Problem description
From the listing below, pull out the lines that hold "this".

Figure record listings
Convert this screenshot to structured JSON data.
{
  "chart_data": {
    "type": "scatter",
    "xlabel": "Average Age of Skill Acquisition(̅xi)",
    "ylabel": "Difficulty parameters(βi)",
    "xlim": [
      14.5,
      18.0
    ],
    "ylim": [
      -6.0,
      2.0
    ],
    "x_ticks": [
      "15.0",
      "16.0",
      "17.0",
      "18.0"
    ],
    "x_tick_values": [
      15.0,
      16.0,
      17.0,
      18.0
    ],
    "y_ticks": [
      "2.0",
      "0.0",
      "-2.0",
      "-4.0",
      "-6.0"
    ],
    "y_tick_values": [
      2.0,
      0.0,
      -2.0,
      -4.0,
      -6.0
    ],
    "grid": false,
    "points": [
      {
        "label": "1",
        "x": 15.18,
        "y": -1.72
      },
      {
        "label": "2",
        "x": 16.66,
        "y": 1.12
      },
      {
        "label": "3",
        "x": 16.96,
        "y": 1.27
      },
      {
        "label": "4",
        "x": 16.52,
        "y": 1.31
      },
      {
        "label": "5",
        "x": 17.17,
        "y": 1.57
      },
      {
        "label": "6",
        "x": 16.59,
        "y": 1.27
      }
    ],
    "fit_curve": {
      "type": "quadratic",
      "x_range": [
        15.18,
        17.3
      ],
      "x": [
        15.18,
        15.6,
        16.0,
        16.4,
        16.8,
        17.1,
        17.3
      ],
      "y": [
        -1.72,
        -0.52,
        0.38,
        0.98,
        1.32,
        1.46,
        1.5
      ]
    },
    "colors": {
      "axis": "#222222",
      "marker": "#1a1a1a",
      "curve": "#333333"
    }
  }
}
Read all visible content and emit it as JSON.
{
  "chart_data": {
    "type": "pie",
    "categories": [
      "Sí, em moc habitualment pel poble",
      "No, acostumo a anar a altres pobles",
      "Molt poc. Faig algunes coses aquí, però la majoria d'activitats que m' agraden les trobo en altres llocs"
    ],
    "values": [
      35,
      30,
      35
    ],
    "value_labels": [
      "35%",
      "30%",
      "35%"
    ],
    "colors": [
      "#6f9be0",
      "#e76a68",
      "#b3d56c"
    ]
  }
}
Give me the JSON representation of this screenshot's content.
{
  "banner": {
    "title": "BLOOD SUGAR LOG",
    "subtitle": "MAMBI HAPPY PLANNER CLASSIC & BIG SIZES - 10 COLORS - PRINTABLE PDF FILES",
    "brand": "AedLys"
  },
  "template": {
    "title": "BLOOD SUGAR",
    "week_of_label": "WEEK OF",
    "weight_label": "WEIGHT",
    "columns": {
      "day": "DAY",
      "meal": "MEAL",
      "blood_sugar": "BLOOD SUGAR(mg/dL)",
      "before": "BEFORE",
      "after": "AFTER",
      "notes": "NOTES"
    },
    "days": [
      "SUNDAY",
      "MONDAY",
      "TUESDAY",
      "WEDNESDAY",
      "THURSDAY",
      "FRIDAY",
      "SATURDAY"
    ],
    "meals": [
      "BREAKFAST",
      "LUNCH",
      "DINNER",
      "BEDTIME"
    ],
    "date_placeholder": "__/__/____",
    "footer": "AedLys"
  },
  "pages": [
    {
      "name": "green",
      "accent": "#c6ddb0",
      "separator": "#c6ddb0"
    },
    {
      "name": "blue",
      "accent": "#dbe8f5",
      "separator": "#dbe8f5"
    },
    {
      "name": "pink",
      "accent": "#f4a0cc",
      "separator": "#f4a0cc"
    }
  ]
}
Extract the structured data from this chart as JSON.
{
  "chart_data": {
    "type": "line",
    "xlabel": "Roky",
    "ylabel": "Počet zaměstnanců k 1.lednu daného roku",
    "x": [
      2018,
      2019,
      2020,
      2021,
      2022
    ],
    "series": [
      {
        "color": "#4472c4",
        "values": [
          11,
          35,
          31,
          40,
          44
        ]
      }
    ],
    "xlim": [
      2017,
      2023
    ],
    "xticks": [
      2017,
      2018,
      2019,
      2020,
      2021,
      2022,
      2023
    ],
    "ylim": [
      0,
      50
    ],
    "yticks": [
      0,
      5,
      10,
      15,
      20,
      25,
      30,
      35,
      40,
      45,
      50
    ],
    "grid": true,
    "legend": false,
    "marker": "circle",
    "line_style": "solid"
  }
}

Full answer
Convert this screenshot to structured JSON data.
Give me the JSON representation of this screenshot's content.
Extract the structured data from this chart as JSON.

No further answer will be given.